(RECORDS FOR PROCESSING)
· · · ·

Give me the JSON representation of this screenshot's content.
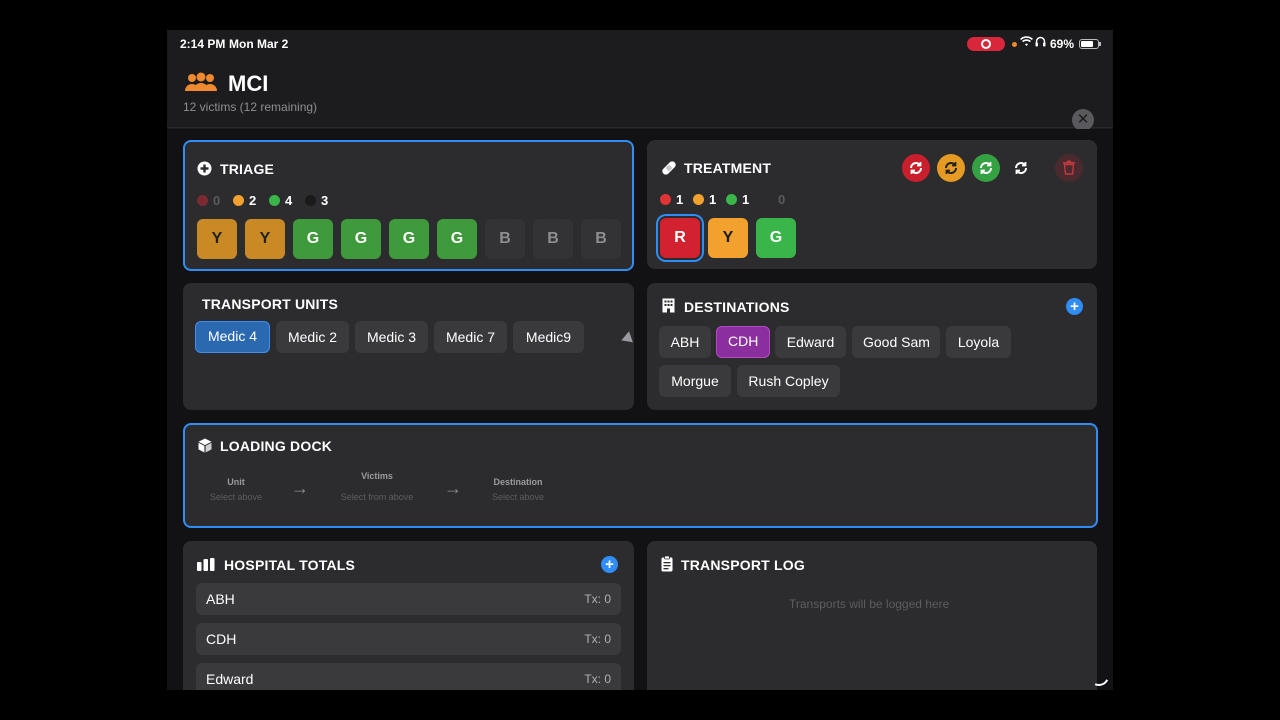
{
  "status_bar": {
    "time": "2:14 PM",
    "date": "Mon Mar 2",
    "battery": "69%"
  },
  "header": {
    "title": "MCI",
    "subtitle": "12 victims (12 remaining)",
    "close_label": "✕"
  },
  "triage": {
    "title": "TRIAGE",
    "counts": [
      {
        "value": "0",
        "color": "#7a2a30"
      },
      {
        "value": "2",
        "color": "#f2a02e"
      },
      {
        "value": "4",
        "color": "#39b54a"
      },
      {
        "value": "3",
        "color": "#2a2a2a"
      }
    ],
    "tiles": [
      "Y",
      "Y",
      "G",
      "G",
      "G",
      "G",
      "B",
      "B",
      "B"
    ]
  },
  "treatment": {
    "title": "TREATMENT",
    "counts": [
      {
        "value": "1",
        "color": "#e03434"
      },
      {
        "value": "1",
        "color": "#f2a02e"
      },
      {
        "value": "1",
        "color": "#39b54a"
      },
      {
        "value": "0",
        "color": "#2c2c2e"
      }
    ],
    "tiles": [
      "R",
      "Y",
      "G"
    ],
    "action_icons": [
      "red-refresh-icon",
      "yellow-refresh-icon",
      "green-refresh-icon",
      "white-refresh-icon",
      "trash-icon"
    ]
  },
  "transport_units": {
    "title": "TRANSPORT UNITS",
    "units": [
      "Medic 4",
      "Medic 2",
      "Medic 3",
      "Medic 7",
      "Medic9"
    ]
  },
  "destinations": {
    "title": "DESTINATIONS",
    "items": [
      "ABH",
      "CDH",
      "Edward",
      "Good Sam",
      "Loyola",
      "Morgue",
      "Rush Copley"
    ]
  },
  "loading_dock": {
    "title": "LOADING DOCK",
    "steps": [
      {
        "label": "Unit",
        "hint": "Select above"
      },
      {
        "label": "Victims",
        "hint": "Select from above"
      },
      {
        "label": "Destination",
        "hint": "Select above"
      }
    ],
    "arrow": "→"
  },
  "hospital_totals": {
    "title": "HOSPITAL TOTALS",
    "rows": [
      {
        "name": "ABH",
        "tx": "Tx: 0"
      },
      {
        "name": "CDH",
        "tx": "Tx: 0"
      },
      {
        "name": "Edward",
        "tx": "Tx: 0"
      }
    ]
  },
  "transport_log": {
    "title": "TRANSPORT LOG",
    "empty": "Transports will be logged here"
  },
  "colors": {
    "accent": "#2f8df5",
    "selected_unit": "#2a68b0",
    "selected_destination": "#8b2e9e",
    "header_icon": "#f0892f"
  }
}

· · · ·

(EXERCISE DESCRIPTION) Repeat the records above exactly, leaving out the pictures.

(RESPONSE)
Give me the JSON representation of this screenshot's content.
{
  "status_bar": {
    "time": "2:14 PM",
    "date": "Mon Mar 2",
    "battery": "69%"
  },
  "header": {
    "title": "MCI",
    "subtitle": "12 victims (12 remaining)",
    "close_label": "✕"
  },
  "triage": {
    "title": "TRIAGE",
    "counts": [
      {
        "value": "0",
        "color": "#7a2a30"
      },
      {
        "value": "2",
        "color": "#f2a02e"
      },
      {
        "value": "4",
        "color": "#39b54a"
      },
      {
        "value": "3",
        "color": "#2a2a2a"
      }
    ],
    "tiles": [
      "Y",
      "Y",
      "G",
      "G",
      "G",
      "G",
      "B",
      "B",
      "B"
    ]
  },
  "treatment": {
    "title": "TREATMENT",
    "counts": [
      {
        "value": "1",
        "color": "#e03434"
      },
      {
        "value": "1",
        "color": "#f2a02e"
      },
      {
        "value": "1",
        "color": "#39b54a"
      },
      {
        "value": "0",
        "color": "#2c2c2e"
      }
    ],
    "tiles": [
      "R",
      "Y",
      "G"
    ],
    "action_icons": [
      "red-refresh-icon",
      "yellow-refresh-icon",
      "green-refresh-icon",
      "white-refresh-icon",
      "trash-icon"
    ]
  },
  "transport_units": {
    "title": "TRANSPORT UNITS",
    "units": [
      "Medic 4",
      "Medic 2",
      "Medic 3",
      "Medic 7",
      "Medic9"
    ]
  },
  "destinations": {
    "title": "DESTINATIONS",
    "items": [
      "ABH",
      "CDH",
      "Edward",
      "Good Sam",
      "Loyola",
      "Morgue",
      "Rush Copley"
    ]
  },
  "loading_dock": {
    "title": "LOADING DOCK",
    "steps": [
      {
        "label": "Unit",
        "hint": "Select above"
      },
      {
        "label": "Victims",
        "hint": "Select from above"
      },
      {
        "label": "Destination",
        "hint": "Select above"
      }
    ],
    "arrow": "→"
  },
  "hospital_totals": {
    "title": "HOSPITAL TOTALS",
    "rows": [
      {
        "name": "ABH",
        "tx": "Tx: 0"
      },
      {
        "name": "CDH",
        "tx": "Tx: 0"
      },
      {
        "name": "Edward",
        "tx": "Tx: 0"
      }
    ]
  },
  "transport_log": {
    "title": "TRANSPORT LOG",
    "empty": "Transports will be logged here"
  },
  "colors": {
    "accent": "#2f8df5",
    "selected_unit": "#2a68b0",
    "selected_destination": "#8b2e9e",
    "header_icon": "#f0892f"
  }
}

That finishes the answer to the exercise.